◆ **What you will do**
Copy exactly the last part of the entries, starting from the line with "What's the underlying" and including the final line.

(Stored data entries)
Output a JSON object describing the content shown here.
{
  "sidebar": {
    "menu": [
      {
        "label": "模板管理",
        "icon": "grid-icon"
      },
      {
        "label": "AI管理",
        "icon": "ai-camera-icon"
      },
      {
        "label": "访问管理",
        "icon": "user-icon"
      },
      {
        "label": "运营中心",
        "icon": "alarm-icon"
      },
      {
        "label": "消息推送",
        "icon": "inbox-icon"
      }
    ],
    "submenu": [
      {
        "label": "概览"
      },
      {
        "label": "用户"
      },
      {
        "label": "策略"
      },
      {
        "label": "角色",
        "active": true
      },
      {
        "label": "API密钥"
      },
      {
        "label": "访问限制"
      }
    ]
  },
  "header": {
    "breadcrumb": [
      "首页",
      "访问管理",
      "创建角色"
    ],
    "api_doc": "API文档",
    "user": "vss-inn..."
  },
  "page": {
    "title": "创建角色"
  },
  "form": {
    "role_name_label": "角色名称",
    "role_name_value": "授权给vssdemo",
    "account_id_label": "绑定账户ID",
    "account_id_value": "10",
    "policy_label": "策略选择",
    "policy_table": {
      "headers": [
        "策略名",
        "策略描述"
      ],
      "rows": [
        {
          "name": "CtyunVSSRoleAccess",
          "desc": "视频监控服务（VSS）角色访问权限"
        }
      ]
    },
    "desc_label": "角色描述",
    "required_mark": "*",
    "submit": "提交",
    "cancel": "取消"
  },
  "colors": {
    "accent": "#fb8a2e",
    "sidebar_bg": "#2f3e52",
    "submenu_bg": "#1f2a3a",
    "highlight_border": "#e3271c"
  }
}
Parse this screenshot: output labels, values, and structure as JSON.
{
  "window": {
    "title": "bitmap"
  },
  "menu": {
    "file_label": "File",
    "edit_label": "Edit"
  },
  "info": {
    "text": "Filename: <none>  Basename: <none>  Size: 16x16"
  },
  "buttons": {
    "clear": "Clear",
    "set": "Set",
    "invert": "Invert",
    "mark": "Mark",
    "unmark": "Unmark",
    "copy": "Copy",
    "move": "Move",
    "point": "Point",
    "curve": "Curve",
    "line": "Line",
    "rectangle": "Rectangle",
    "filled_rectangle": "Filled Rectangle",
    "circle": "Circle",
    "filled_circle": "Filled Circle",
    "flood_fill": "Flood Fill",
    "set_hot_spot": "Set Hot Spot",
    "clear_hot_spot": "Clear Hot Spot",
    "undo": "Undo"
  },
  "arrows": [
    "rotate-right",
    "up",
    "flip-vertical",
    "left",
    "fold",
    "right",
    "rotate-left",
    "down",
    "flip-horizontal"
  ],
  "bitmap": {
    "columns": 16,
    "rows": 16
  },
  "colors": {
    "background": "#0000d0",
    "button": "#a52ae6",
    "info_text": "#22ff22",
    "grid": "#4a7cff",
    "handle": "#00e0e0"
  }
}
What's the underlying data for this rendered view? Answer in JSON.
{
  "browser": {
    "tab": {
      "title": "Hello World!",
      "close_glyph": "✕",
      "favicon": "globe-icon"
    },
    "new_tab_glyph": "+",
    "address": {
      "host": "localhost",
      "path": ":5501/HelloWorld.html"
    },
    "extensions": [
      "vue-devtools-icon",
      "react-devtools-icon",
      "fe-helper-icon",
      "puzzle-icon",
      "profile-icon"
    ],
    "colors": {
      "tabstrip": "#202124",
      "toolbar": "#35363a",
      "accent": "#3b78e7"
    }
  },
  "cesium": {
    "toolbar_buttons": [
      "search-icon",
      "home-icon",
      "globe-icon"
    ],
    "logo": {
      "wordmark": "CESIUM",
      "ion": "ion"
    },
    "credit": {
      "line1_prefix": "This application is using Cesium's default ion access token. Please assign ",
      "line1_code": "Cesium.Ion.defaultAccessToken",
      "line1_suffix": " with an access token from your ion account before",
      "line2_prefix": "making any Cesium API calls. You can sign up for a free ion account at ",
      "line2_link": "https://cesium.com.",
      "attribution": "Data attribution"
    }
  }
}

◆ **Response to this exercise**
What's the underlying data for this rendered view? Answer in JSON.
{
  "browser": {
    "tab": {
      "title": "Hello World!",
      "close_glyph": "✕",
      "favicon": "globe-icon"
    },
    "new_tab_glyph": "+",
    "address": {
      "host": "localhost",
      "path": ":5501/HelloWorld.html"
    },
    "extensions": [
      "vue-devtools-icon",
      "react-devtools-icon",
      "fe-helper-icon",
      "puzzle-icon",
      "profile-icon"
    ],
    "colors": {
      "tabstrip": "#202124",
      "toolbar": "#35363a",
      "accent": "#3b78e7"
    }
  },
  "cesium": {
    "toolbar_buttons": [
      "search-icon",
      "home-icon",
      "globe-icon"
    ],
    "logo": {
      "wordmark": "CESIUM",
      "ion": "ion"
    },
    "credit": {
      "line1_prefix": "This application is using Cesium's default ion access token. Please assign ",
      "line1_code": "Cesium.Ion.defaultAccessToken",
      "line1_suffix": " with an access token from your ion account before",
      "line2_prefix": "making any Cesium API calls. You can sign up for a free ion account at ",
      "line2_link": "https://cesium.com.",
      "attribution": "Data attribution"
    }
  }
}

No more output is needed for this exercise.